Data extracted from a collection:
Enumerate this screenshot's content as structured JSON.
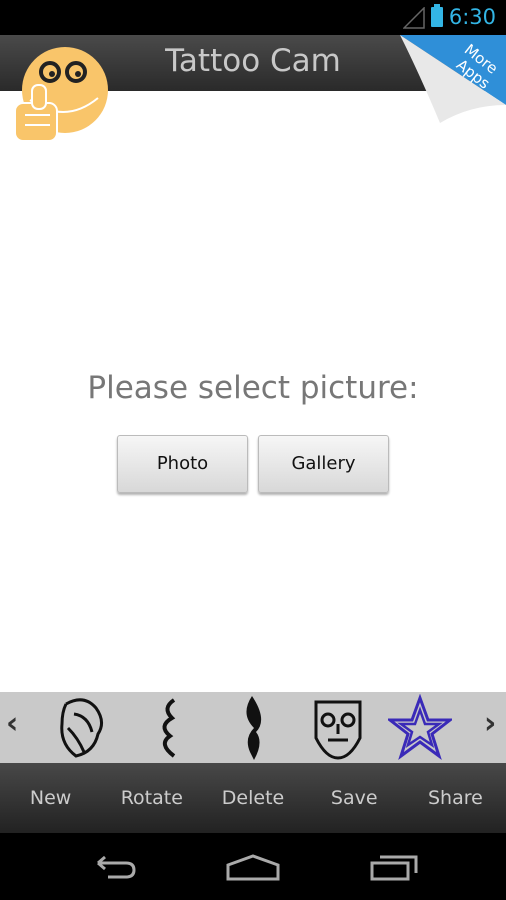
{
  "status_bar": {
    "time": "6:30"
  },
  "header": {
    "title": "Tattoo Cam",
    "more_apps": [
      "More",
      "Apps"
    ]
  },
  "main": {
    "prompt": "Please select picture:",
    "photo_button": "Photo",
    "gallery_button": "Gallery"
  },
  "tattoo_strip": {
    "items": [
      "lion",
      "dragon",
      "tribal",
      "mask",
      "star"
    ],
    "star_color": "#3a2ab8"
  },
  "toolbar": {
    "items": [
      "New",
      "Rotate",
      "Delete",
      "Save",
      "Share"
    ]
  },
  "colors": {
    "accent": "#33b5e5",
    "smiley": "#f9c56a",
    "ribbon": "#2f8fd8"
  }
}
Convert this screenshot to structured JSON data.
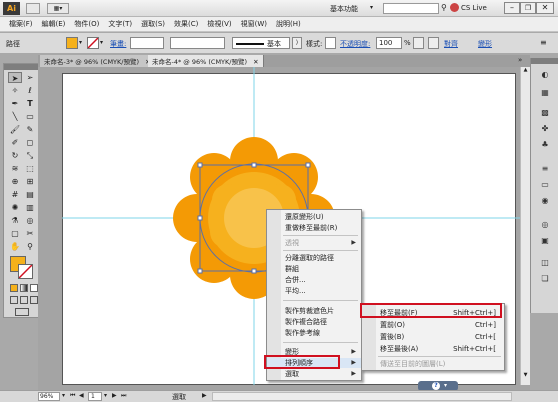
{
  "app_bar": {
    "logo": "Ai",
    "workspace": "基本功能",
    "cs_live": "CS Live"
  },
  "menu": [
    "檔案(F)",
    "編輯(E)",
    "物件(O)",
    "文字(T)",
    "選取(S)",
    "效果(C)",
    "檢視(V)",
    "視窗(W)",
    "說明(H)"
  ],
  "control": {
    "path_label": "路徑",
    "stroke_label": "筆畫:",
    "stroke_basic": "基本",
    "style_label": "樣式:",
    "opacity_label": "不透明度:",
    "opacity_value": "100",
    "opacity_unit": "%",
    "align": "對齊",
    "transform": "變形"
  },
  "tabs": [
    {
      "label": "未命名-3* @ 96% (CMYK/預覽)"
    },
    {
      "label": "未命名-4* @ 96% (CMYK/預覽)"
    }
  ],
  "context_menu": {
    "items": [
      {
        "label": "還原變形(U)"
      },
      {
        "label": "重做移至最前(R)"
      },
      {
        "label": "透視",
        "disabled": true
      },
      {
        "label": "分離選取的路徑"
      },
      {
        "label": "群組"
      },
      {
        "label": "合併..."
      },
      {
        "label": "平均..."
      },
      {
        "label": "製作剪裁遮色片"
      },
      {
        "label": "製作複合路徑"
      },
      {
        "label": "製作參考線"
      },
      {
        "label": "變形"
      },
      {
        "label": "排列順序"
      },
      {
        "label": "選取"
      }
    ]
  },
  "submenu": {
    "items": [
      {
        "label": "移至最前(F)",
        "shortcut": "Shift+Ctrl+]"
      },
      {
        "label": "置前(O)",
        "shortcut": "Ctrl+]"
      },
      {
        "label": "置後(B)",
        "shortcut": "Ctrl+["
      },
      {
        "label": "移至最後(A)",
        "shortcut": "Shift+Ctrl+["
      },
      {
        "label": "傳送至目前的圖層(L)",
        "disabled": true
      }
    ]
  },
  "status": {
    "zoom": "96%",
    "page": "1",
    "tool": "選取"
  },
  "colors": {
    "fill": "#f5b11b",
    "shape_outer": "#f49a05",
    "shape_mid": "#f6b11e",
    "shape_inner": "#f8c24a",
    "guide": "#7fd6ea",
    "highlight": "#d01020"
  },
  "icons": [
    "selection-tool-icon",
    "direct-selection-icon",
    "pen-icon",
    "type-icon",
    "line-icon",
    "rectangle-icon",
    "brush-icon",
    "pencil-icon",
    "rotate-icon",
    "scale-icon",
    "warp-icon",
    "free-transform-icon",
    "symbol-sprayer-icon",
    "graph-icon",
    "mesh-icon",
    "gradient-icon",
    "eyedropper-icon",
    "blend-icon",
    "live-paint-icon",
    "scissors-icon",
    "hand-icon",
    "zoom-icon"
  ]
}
--
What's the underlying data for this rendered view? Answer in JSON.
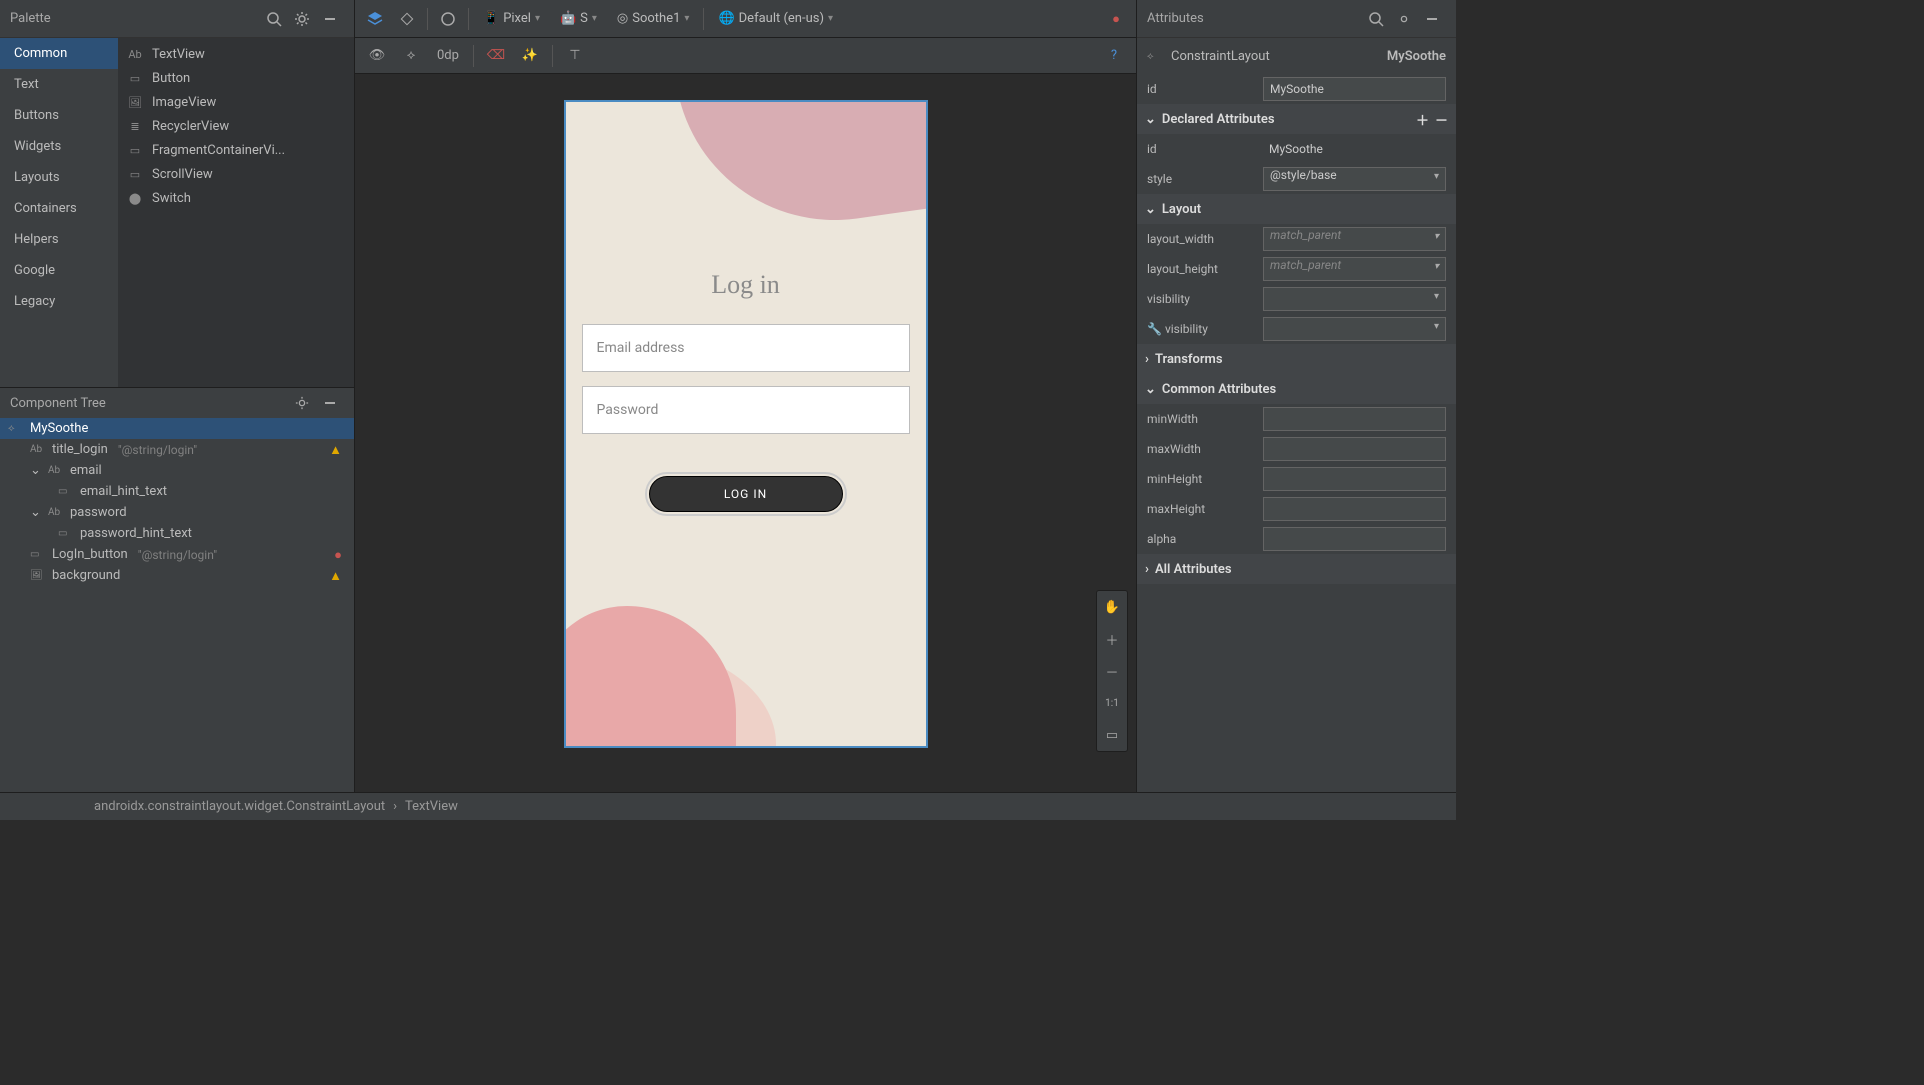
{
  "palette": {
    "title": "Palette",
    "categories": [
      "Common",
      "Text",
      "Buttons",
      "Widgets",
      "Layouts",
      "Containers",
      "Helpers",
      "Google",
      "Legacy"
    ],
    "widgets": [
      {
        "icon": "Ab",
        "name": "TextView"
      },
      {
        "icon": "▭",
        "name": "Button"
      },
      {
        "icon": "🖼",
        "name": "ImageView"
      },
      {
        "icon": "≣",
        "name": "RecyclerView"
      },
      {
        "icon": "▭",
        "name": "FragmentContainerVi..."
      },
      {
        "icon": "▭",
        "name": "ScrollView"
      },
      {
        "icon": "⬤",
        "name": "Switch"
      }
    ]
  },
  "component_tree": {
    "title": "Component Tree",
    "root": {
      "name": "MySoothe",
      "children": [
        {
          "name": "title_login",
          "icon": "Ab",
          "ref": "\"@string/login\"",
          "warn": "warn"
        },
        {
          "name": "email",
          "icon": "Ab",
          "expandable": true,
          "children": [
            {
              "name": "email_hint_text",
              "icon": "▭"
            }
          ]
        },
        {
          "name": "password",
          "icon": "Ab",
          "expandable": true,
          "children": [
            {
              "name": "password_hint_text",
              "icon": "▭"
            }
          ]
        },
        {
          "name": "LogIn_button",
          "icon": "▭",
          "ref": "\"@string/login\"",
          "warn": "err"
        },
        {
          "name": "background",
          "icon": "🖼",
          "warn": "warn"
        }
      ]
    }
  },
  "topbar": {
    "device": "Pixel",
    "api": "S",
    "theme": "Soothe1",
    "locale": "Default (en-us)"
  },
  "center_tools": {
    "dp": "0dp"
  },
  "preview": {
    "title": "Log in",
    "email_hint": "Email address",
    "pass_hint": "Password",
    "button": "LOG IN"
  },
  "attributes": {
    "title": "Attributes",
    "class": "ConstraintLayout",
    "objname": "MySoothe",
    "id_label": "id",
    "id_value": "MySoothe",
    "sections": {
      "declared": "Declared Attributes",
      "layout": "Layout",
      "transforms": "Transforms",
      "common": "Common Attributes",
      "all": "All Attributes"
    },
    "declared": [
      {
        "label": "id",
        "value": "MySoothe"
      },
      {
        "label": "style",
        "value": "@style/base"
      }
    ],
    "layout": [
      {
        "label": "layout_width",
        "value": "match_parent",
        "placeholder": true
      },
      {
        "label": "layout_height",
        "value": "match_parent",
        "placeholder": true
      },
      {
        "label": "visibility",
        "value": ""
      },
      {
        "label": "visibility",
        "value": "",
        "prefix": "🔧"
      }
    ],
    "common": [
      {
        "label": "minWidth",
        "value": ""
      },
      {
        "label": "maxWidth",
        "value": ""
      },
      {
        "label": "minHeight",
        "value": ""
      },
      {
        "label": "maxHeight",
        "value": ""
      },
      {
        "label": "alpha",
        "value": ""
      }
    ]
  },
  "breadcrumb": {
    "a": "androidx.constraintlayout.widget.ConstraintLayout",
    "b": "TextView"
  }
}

Aim of the task: The word "Ctrl" appears in how many lines of the records? Give the number only.

Answer in full: 4